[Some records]
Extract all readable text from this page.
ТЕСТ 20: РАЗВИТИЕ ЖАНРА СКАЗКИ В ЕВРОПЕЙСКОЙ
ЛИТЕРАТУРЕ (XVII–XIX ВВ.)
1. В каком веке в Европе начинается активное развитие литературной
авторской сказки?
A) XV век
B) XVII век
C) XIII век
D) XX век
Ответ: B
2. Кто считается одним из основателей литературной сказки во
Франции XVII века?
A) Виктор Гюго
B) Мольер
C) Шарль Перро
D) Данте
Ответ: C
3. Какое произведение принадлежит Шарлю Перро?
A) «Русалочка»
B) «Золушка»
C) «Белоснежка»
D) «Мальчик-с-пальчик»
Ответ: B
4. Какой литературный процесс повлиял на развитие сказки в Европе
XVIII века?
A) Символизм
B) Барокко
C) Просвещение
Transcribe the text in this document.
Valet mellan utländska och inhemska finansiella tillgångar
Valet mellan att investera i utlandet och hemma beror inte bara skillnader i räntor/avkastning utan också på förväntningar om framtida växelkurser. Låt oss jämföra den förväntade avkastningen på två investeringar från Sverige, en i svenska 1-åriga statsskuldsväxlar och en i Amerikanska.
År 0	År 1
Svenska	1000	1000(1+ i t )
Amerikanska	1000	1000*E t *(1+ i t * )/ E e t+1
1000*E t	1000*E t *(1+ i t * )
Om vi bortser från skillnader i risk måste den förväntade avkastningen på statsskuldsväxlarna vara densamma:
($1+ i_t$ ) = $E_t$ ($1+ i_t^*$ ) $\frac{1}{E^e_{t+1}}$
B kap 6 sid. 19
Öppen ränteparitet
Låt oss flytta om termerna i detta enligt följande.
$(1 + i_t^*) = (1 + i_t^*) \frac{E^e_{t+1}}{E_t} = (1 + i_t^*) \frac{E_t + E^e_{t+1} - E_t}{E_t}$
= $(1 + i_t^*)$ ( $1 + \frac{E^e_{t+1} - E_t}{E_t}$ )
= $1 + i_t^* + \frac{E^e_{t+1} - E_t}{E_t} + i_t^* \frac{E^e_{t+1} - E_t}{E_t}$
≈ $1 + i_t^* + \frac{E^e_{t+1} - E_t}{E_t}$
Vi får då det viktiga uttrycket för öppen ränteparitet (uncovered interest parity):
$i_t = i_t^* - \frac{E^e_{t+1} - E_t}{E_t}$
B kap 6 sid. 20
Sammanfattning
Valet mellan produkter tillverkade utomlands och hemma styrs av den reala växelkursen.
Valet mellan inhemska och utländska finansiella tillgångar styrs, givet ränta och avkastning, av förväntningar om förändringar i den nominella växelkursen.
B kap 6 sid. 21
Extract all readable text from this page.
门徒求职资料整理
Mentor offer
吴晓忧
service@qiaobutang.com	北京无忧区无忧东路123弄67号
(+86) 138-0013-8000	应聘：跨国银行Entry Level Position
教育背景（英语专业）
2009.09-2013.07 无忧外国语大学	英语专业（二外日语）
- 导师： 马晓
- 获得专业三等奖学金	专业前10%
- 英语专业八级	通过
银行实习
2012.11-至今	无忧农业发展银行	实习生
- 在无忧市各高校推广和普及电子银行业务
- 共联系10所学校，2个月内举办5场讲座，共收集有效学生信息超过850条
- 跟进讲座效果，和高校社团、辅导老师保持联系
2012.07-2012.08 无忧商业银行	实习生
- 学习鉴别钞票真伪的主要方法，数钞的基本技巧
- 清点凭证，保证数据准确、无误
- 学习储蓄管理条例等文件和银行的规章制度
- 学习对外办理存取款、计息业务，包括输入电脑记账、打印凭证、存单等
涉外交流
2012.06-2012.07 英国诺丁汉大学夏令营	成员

• STATED EXERCISE
Where a line holds the string "avkastningen", copy that line.

• THE RESPONSE
Valet mellan att investera i utlandet och hemma beror inte bara skillnader i räntor/avkastning utan också på förväntningar om framtida växelkurser. Låt oss jämföra den förväntade avkastningen på två investeringar från Sverige, en i svenska 1-åriga statsskuldsväxlar och en i Amerikanska.
Om vi bortser från skillnader i risk måste den förväntade avkastningen på statsskuldsväxlarna vara densamma:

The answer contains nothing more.